DIRECTIONS FOR THIS TASK:
Extract the whole listing as it stands. Do not include the pictures.

——

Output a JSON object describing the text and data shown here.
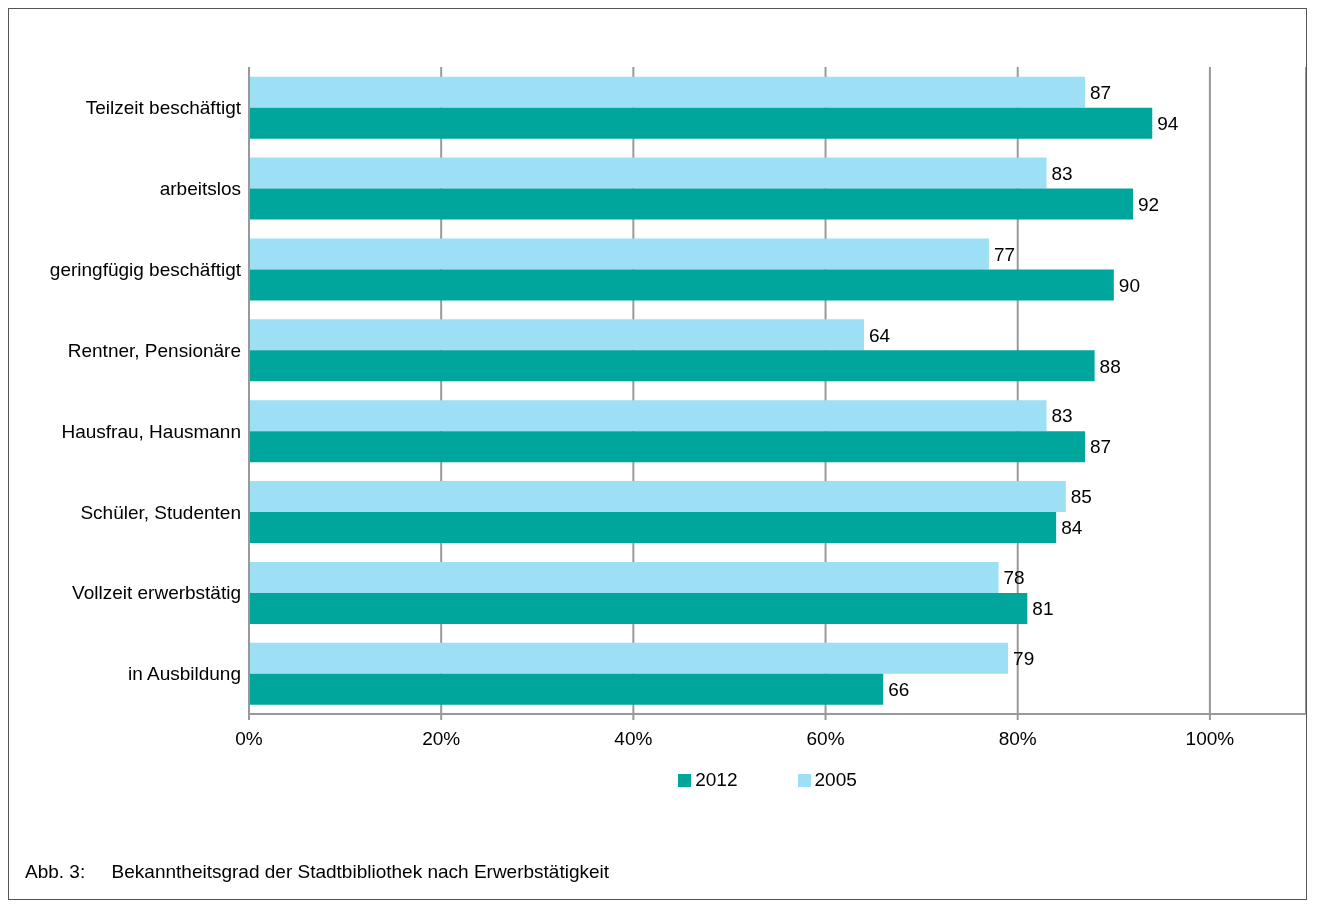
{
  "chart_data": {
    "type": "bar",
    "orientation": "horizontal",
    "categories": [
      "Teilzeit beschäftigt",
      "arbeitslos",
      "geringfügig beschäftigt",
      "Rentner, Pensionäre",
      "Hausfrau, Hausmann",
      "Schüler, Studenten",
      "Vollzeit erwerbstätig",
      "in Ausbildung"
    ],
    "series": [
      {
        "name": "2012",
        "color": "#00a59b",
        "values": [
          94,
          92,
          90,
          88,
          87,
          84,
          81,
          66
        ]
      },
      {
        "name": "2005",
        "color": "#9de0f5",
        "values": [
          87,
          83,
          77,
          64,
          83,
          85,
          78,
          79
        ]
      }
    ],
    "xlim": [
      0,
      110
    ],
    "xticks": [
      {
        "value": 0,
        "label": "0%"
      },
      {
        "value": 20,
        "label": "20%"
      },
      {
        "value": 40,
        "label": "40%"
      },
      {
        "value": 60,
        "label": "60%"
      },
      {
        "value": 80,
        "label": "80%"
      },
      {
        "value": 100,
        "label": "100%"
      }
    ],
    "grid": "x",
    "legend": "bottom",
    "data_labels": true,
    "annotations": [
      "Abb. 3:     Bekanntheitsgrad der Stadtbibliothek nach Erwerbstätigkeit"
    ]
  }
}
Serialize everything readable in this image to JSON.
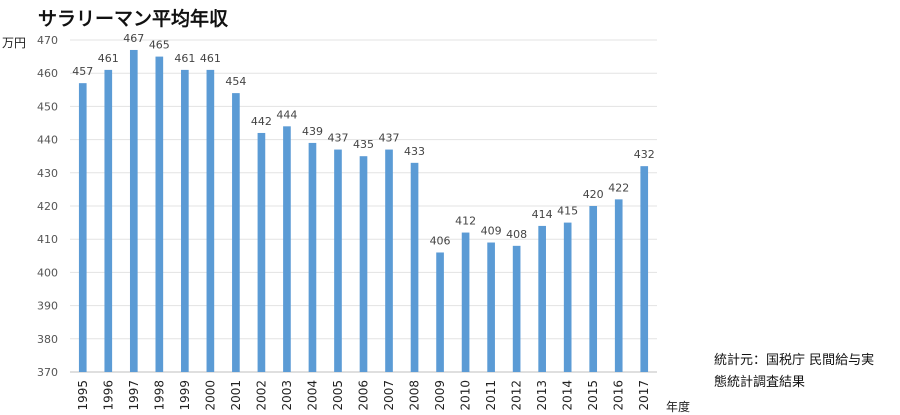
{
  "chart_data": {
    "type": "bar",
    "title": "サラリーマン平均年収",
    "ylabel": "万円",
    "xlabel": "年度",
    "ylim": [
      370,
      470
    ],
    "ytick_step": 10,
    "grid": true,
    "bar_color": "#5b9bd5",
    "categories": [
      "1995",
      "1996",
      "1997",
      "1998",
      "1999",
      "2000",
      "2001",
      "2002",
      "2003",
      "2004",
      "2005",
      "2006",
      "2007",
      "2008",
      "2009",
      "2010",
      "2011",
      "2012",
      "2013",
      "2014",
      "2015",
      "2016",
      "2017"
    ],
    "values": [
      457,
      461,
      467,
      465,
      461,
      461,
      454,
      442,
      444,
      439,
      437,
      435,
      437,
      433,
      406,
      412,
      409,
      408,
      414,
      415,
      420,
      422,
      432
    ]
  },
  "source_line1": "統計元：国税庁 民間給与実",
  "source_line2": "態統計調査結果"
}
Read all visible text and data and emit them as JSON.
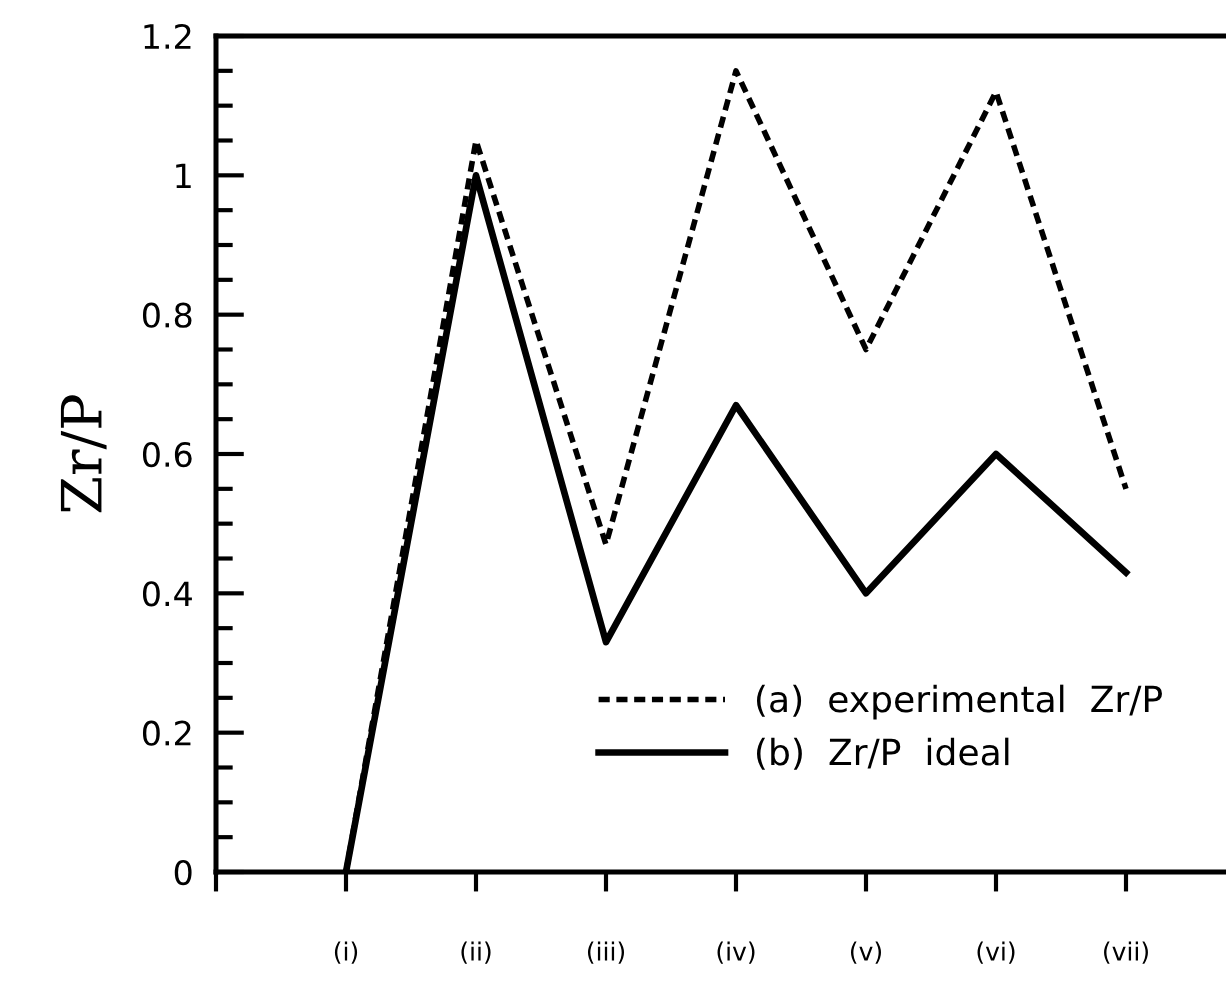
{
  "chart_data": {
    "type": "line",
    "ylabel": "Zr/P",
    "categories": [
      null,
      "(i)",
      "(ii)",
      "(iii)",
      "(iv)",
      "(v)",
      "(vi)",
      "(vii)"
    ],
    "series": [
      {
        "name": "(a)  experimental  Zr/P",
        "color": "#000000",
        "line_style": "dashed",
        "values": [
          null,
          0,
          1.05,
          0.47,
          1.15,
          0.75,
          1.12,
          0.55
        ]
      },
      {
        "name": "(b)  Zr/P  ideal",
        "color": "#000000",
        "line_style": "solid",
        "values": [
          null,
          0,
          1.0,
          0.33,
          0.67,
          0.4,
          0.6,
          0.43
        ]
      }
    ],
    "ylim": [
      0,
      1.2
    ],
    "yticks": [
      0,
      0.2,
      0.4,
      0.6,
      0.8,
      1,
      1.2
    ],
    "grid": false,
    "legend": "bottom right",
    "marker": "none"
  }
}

——

ANSWER TO THE EXERCISE:
Output a JSON object describing the text and data shown here.
{
  "chart_data": {
    "type": "bar",
    "orientation": "horizontal",
    "categories": [
      "Teilzeit beschäftigt",
      "arbeitslos",
      "geringfügig beschäftigt",
      "Rentner, Pensionäre",
      "Hausfrau, Hausmann",
      "Schüler, Studenten",
      "Vollzeit erwerbstätig",
      "in Ausbildung"
    ],
    "series": [
      {
        "name": "2012",
        "color": "#00a59b",
        "values": [
          94,
          92,
          90,
          88,
          87,
          84,
          81,
          66
        ]
      },
      {
        "name": "2005",
        "color": "#9de0f5",
        "values": [
          87,
          83,
          77,
          64,
          83,
          85,
          78,
          79
        ]
      }
    ],
    "xlim": [
      0,
      110
    ],
    "xticks": [
      {
        "value": 0,
        "label": "0%"
      },
      {
        "value": 20,
        "label": "20%"
      },
      {
        "value": 40,
        "label": "40%"
      },
      {
        "value": 60,
        "label": "60%"
      },
      {
        "value": 80,
        "label": "80%"
      },
      {
        "value": 100,
        "label": "100%"
      }
    ],
    "grid": "x",
    "legend": "bottom",
    "data_labels": true,
    "annotations": [
      "Abb. 3:     Bekanntheitsgrad der Stadtbibliothek nach Erwerbstätigkeit"
    ]
  }
}
Serialize everything readable in this image to JSON.
{
  "chart_data": {
    "type": "bar",
    "title": "サラリーマン平均年収",
    "ylabel": "万円",
    "xlabel": "年度",
    "ylim": [
      370,
      470
    ],
    "ytick_step": 10,
    "grid": true,
    "bar_color": "#5b9bd5",
    "categories": [
      "1995",
      "1996",
      "1997",
      "1998",
      "1999",
      "2000",
      "2001",
      "2002",
      "2003",
      "2004",
      "2005",
      "2006",
      "2007",
      "2008",
      "2009",
      "2010",
      "2011",
      "2012",
      "2013",
      "2014",
      "2015",
      "2016",
      "2017"
    ],
    "values": [
      457,
      461,
      467,
      465,
      461,
      461,
      454,
      442,
      444,
      439,
      437,
      435,
      437,
      433,
      406,
      412,
      409,
      408,
      414,
      415,
      420,
      422,
      432
    ]
  },
  "source_line1": "統計元：国税庁 民間給与実",
  "source_line2": "態統計調査結果"
}
Read all visible text and data and emit them as JSON.
{
  "chart_data": {
    "type": "line",
    "ylabel": "Zr/P",
    "categories": [
      null,
      "(i)",
      "(ii)",
      "(iii)",
      "(iv)",
      "(v)",
      "(vi)",
      "(vii)"
    ],
    "series": [
      {
        "name": "(a)  experimental  Zr/P",
        "color": "#000000",
        "line_style": "dashed",
        "values": [
          null,
          0,
          1.05,
          0.47,
          1.15,
          0.75,
          1.12,
          0.55
        ]
      },
      {
        "name": "(b)  Zr/P  ideal",
        "color": "#000000",
        "line_style": "solid",
        "values": [
          null,
          0,
          1.0,
          0.33,
          0.67,
          0.4,
          0.6,
          0.43
        ]
      }
    ],
    "ylim": [
      0,
      1.2
    ],
    "yticks": [
      0,
      0.2,
      0.4,
      0.6,
      0.8,
      1,
      1.2
    ],
    "grid": false,
    "legend": "bottom right",
    "marker": "none"
  }
}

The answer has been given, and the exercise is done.